→ What to produce: Count the lines below that contain the word "TradingView", and reply with only that number.

(Saved data entries)
------------------------------------------------------------

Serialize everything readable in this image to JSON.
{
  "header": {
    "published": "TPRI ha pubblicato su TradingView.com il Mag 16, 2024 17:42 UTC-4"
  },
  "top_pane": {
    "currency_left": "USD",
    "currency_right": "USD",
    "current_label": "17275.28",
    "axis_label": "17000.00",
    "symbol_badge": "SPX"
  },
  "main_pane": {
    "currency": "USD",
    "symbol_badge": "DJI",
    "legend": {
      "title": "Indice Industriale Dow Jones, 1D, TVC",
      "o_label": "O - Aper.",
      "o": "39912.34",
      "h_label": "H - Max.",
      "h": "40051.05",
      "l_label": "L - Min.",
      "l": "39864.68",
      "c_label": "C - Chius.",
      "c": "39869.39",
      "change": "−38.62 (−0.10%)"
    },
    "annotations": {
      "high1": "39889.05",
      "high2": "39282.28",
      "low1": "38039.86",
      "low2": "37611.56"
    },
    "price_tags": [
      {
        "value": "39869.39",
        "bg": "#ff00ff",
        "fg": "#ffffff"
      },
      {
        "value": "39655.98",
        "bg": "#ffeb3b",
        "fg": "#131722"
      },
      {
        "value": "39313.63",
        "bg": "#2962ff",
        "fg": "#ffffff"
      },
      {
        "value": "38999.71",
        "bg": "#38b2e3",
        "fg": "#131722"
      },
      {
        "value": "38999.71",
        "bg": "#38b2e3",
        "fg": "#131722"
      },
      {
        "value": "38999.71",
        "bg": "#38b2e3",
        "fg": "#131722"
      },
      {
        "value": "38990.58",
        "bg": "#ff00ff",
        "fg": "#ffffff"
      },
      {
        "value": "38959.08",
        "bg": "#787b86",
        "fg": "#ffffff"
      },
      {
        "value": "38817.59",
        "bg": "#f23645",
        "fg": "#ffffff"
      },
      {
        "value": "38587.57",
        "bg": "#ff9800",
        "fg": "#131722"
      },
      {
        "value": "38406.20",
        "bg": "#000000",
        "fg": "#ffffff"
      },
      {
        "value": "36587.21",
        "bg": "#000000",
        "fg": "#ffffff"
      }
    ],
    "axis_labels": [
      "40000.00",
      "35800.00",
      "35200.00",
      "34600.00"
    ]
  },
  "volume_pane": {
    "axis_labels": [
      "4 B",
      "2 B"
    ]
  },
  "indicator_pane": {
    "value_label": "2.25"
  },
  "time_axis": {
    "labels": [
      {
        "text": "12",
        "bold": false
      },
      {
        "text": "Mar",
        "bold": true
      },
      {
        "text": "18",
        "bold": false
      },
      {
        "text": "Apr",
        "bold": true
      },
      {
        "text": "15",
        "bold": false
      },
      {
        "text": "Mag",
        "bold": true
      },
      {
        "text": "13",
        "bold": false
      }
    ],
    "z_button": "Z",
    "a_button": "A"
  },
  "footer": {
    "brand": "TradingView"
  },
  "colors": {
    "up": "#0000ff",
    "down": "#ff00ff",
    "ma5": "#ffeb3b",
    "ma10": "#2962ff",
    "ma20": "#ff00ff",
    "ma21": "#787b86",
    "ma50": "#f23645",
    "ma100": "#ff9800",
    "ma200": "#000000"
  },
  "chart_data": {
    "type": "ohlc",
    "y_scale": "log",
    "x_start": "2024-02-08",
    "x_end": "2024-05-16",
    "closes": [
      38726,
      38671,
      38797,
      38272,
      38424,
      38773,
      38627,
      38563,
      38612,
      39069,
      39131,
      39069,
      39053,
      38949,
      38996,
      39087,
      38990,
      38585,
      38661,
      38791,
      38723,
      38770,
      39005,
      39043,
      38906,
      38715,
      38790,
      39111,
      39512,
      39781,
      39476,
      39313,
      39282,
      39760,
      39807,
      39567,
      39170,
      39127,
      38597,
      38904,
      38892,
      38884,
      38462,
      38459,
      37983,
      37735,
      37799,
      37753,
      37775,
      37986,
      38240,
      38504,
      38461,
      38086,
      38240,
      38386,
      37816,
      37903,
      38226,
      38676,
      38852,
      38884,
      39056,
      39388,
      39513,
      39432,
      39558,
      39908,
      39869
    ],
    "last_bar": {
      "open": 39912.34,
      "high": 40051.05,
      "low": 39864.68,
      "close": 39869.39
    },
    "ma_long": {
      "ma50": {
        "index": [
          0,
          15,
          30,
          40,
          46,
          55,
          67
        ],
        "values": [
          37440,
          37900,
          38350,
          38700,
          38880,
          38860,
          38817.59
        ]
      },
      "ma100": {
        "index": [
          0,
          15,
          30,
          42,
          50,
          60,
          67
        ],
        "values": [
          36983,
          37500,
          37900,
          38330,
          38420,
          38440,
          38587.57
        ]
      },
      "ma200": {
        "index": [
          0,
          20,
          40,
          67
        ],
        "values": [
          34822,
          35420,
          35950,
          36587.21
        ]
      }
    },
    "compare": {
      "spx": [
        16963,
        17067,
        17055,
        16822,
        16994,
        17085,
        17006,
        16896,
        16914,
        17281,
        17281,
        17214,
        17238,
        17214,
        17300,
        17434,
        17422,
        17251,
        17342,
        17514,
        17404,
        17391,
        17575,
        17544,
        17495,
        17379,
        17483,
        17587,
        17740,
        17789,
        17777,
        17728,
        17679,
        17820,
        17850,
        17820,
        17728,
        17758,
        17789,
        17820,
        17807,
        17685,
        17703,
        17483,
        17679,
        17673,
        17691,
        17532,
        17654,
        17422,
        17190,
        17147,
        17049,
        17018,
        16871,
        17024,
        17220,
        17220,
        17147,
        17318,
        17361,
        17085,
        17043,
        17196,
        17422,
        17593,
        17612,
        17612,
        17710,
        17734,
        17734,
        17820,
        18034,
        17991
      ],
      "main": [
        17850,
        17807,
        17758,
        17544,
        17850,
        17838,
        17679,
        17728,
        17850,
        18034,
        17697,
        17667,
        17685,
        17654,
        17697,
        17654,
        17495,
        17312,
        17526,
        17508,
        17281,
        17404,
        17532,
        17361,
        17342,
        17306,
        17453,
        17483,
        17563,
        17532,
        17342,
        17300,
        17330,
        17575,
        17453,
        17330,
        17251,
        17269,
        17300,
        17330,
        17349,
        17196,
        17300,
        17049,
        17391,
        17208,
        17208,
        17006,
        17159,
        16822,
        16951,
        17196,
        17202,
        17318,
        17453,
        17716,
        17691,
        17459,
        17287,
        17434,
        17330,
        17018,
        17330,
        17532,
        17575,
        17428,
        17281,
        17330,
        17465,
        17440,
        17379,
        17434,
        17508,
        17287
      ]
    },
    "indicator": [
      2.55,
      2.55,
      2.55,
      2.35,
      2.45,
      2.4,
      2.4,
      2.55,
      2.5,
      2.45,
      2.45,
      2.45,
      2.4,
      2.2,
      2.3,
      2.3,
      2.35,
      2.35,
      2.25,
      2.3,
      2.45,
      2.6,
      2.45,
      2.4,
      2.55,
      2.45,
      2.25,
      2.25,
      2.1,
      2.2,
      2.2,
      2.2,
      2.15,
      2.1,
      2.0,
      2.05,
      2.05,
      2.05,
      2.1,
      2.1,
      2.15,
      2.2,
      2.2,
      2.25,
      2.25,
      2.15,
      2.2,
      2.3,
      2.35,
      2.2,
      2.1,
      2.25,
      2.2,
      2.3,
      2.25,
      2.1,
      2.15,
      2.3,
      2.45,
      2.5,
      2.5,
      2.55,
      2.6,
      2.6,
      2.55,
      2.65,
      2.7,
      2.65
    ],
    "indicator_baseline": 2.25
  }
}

------------------------------------------------------------

→ Output for this exercise: 2